Work to complete >> Give the data again with every "interactable" swapped for "clickable" and nothing else altered.

Exercise material >>
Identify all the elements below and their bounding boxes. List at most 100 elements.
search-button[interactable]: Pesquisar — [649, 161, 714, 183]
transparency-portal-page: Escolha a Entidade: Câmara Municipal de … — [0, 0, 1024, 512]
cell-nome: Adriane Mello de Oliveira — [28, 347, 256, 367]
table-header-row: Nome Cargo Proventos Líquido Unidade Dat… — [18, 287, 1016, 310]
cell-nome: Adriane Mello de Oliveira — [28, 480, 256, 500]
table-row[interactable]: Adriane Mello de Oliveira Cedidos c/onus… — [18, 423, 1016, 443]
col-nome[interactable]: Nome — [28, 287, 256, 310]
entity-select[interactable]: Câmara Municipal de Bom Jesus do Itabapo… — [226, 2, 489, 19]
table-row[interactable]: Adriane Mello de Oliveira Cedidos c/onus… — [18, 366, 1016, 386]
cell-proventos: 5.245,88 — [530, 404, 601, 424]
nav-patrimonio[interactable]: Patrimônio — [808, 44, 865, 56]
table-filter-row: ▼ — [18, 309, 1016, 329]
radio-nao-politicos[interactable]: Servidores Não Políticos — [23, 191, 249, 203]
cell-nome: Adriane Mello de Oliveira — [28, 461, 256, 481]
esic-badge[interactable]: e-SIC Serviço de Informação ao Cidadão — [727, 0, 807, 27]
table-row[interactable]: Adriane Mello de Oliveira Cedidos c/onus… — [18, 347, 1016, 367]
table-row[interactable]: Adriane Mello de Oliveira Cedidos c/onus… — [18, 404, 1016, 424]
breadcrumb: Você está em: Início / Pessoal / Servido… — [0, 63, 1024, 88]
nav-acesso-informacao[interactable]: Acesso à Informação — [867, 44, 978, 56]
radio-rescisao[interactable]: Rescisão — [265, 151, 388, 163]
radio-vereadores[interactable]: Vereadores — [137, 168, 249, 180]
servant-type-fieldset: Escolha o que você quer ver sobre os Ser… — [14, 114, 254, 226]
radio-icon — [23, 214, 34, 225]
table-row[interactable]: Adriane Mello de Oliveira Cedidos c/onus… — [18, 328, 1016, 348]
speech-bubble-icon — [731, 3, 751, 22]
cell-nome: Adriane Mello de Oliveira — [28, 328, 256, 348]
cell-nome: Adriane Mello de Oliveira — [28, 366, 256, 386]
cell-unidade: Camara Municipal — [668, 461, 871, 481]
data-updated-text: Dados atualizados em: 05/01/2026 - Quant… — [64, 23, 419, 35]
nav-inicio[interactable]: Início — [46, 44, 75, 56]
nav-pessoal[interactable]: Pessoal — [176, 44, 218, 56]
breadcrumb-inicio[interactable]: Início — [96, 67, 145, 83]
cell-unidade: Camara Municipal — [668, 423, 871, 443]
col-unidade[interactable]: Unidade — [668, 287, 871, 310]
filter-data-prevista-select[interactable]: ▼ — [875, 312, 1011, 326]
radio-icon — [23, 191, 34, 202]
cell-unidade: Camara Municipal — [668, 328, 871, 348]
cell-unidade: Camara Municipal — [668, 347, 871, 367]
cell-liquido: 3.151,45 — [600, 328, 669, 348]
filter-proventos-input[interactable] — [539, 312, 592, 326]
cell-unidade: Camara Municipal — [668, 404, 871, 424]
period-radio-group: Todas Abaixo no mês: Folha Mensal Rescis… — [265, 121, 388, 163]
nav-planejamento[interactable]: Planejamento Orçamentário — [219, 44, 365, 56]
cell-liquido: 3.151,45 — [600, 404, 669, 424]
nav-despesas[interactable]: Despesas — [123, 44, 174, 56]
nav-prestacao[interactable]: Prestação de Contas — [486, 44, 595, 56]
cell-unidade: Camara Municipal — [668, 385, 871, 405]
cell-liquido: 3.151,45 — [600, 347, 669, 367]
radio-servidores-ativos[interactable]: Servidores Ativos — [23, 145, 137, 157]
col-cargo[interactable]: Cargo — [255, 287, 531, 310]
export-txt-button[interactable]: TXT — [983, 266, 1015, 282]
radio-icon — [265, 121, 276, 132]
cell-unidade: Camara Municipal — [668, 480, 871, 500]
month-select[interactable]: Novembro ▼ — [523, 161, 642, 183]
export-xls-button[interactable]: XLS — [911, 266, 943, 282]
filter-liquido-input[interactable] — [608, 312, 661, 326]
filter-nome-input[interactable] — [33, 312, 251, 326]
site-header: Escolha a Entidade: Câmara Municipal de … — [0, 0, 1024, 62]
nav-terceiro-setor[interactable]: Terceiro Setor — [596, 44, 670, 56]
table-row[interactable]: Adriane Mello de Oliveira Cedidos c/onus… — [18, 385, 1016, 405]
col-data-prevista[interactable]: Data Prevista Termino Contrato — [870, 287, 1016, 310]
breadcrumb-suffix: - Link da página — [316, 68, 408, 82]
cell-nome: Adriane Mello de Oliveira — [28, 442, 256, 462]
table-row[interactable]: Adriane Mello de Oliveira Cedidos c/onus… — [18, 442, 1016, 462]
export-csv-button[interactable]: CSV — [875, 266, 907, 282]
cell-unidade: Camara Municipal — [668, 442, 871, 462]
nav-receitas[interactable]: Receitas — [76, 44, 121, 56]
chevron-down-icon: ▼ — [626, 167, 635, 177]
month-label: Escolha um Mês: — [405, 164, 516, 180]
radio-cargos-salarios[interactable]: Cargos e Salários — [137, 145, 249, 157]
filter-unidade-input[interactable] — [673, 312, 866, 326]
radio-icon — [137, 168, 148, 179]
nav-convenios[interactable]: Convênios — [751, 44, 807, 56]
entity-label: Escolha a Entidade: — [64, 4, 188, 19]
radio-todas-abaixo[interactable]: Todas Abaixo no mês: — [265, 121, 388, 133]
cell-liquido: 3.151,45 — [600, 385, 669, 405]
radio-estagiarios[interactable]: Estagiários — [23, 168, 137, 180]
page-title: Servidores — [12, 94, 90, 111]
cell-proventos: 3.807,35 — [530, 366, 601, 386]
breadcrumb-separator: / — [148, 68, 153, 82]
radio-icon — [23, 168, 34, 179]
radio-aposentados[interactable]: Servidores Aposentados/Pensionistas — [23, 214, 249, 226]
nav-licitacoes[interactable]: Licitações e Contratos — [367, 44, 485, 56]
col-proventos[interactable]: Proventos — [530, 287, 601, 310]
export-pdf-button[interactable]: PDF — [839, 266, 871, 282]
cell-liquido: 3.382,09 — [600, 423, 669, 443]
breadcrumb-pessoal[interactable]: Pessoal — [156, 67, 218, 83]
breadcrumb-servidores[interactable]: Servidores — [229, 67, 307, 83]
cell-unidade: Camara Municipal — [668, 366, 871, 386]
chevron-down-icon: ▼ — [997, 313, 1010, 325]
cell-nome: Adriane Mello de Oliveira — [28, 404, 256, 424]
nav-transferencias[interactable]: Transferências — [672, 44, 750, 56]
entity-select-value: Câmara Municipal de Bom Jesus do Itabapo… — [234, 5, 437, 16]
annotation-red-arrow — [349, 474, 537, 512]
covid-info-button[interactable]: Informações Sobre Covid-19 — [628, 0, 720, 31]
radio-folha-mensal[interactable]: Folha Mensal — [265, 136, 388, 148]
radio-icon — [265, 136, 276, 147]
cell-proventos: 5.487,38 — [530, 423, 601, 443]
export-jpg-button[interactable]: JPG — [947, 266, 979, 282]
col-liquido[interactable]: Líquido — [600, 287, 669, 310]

Answer >>
Identify all the elements below and their bounding boxes. List at most 100 elements.
search-button[clickable]: Pesquisar — [649, 161, 714, 183]
transparency-portal-page: Escolha a Entidade: Câmara Municipal de … — [0, 0, 1024, 512]
cell-nome: Adriane Mello de Oliveira — [28, 347, 256, 367]
table-header-row: Nome Cargo Proventos Líquido Unidade Dat… — [18, 287, 1016, 310]
cell-nome: Adriane Mello de Oliveira — [28, 480, 256, 500]
table-row[clickable]: Adriane Mello de Oliveira Cedidos c/onus… — [18, 423, 1016, 443]
col-nome[clickable]: Nome — [28, 287, 256, 310]
entity-select[clickable]: Câmara Municipal de Bom Jesus do Itabapo… — [226, 2, 489, 19]
table-row[clickable]: Adriane Mello de Oliveira Cedidos c/onus… — [18, 366, 1016, 386]
cell-proventos: 5.245,88 — [530, 404, 601, 424]
nav-patrimonio[clickable]: Patrimônio — [808, 44, 865, 56]
table-filter-row: ▼ — [18, 309, 1016, 329]
radio-nao-politicos[clickable]: Servidores Não Políticos — [23, 191, 249, 203]
cell-nome: Adriane Mello de Oliveira — [28, 461, 256, 481]
esic-badge[clickable]: e-SIC Serviço de Informação ao Cidadão — [727, 0, 807, 27]
table-row[clickable]: Adriane Mello de Oliveira Cedidos c/onus… — [18, 347, 1016, 367]
table-row[clickable]: Adriane Mello de Oliveira Cedidos c/onus… — [18, 404, 1016, 424]
breadcrumb: Você está em: Início / Pessoal / Servido… — [0, 63, 1024, 88]
nav-acesso-informacao[clickable]: Acesso à Informação — [867, 44, 978, 56]
radio-rescisao[clickable]: Rescisão — [265, 151, 388, 163]
radio-vereadores[clickable]: Vereadores — [137, 168, 249, 180]
servant-type-fieldset: Escolha o que você quer ver sobre os Ser… — [14, 114, 254, 226]
radio-icon — [23, 214, 34, 225]
table-row[clickable]: Adriane Mello de Oliveira Cedidos c/onus… — [18, 328, 1016, 348]
speech-bubble-icon — [731, 3, 751, 22]
cell-nome: Adriane Mello de Oliveira — [28, 328, 256, 348]
cell-nome: Adriane Mello de Oliveira — [28, 366, 256, 386]
cell-unidade: Camara Municipal — [668, 461, 871, 481]
data-updated-text: Dados atualizados em: 05/01/2026 - Quant… — [64, 23, 419, 35]
nav-inicio[clickable]: Início — [46, 44, 75, 56]
nav-pessoal[clickable]: Pessoal — [176, 44, 218, 56]
breadcrumb-inicio[clickable]: Início — [96, 67, 145, 83]
cell-unidade: Camara Municipal — [668, 423, 871, 443]
col-unidade[clickable]: Unidade — [668, 287, 871, 310]
filter-data-prevista-select[clickable]: ▼ — [875, 312, 1011, 326]
radio-icon — [23, 191, 34, 202]
cell-unidade: Camara Municipal — [668, 328, 871, 348]
cell-unidade: Camara Municipal — [668, 347, 871, 367]
cell-liquido: 3.151,45 — [600, 328, 669, 348]
filter-proventos-input[clickable] — [539, 312, 592, 326]
cell-unidade: Camara Municipal — [668, 404, 871, 424]
period-radio-group: Todas Abaixo no mês: Folha Mensal Rescis… — [265, 121, 388, 163]
nav-planejamento[clickable]: Planejamento Orçamentário — [219, 44, 365, 56]
cell-liquido: 3.151,45 — [600, 404, 669, 424]
nav-despesas[clickable]: Despesas — [123, 44, 174, 56]
nav-prestacao[clickable]: Prestação de Contas — [486, 44, 595, 56]
cell-unidade: Camara Municipal — [668, 385, 871, 405]
cell-liquido: 3.151,45 — [600, 347, 669, 367]
radio-servidores-ativos[clickable]: Servidores Ativos — [23, 145, 137, 157]
col-cargo[clickable]: Cargo — [255, 287, 531, 310]
export-txt-button[clickable]: TXT — [983, 266, 1015, 282]
radio-icon — [265, 121, 276, 132]
cell-unidade: Camara Municipal — [668, 480, 871, 500]
month-select[clickable]: Novembro ▼ — [523, 161, 642, 183]
export-xls-button[clickable]: XLS — [911, 266, 943, 282]
filter-liquido-input[clickable] — [608, 312, 661, 326]
filter-nome-input[clickable] — [33, 312, 251, 326]
site-header: Escolha a Entidade: Câmara Municipal de … — [0, 0, 1024, 62]
nav-terceiro-setor[clickable]: Terceiro Setor — [596, 44, 670, 56]
table-row[clickable]: Adriane Mello de Oliveira Cedidos c/onus… — [18, 385, 1016, 405]
col-data-prevista[clickable]: Data Prevista Termino Contrato — [870, 287, 1016, 310]
breadcrumb-suffix: - Link da página — [316, 68, 408, 82]
cell-nome: Adriane Mello de Oliveira — [28, 442, 256, 462]
table-row[clickable]: Adriane Mello de Oliveira Cedidos c/onus… — [18, 442, 1016, 462]
export-csv-button[clickable]: CSV — [875, 266, 907, 282]
cell-unidade: Camara Municipal — [668, 442, 871, 462]
nav-receitas[clickable]: Receitas — [76, 44, 121, 56]
chevron-down-icon: ▼ — [626, 167, 635, 177]
month-label: Escolha um Mês: — [405, 164, 516, 180]
radio-cargos-salarios[clickable]: Cargos e Salários — [137, 145, 249, 157]
filter-unidade-input[clickable] — [673, 312, 866, 326]
radio-icon — [137, 168, 148, 179]
nav-convenios[clickable]: Convênios — [751, 44, 807, 56]
entity-label: Escolha a Entidade: — [64, 4, 188, 19]
radio-todas-abaixo[clickable]: Todas Abaixo no mês: — [265, 121, 388, 133]
cell-liquido: 3.151,45 — [600, 385, 669, 405]
radio-estagiarios[clickable]: Estagiários — [23, 168, 137, 180]
page-title: Servidores — [12, 94, 90, 111]
cell-proventos: 3.807,35 — [530, 366, 601, 386]
breadcrumb-separator: / — [148, 68, 153, 82]
radio-icon — [23, 168, 34, 179]
radio-aposentados[clickable]: Servidores Aposentados/Pensionistas — [23, 214, 249, 226]
nav-licitacoes[clickable]: Licitações e Contratos — [367, 44, 485, 56]
col-proventos[clickable]: Proventos — [530, 287, 601, 310]
export-pdf-button[clickable]: PDF — [839, 266, 871, 282]
cell-liquido: 3.382,09 — [600, 423, 669, 443]
breadcrumb-pessoal[clickable]: Pessoal — [156, 67, 218, 83]
breadcrumb-servidores[clickable]: Servidores — [229, 67, 307, 83]
cell-unidade: Camara Municipal — [668, 366, 871, 386]
chevron-down-icon: ▼ — [997, 313, 1010, 325]
cell-nome: Adriane Mello de Oliveira — [28, 404, 256, 424]
nav-transferencias[clickable]: Transferências — [672, 44, 750, 56]
entity-select-value: Câmara Municipal de Bom Jesus do Itabapo… — [234, 5, 437, 16]
annotation-red-arrow — [349, 474, 537, 512]
covid-info-button[clickable]: Informações Sobre Covid-19 — [628, 0, 720, 31]
radio-folha-mensal[clickable]: Folha Mensal — [265, 136, 388, 148]
radio-icon — [265, 136, 276, 147]
cell-proventos: 5.487,38 — [530, 423, 601, 443]
export-jpg-button[clickable]: JPG — [947, 266, 979, 282]
col-liquido[clickable]: Líquido — [600, 287, 669, 310]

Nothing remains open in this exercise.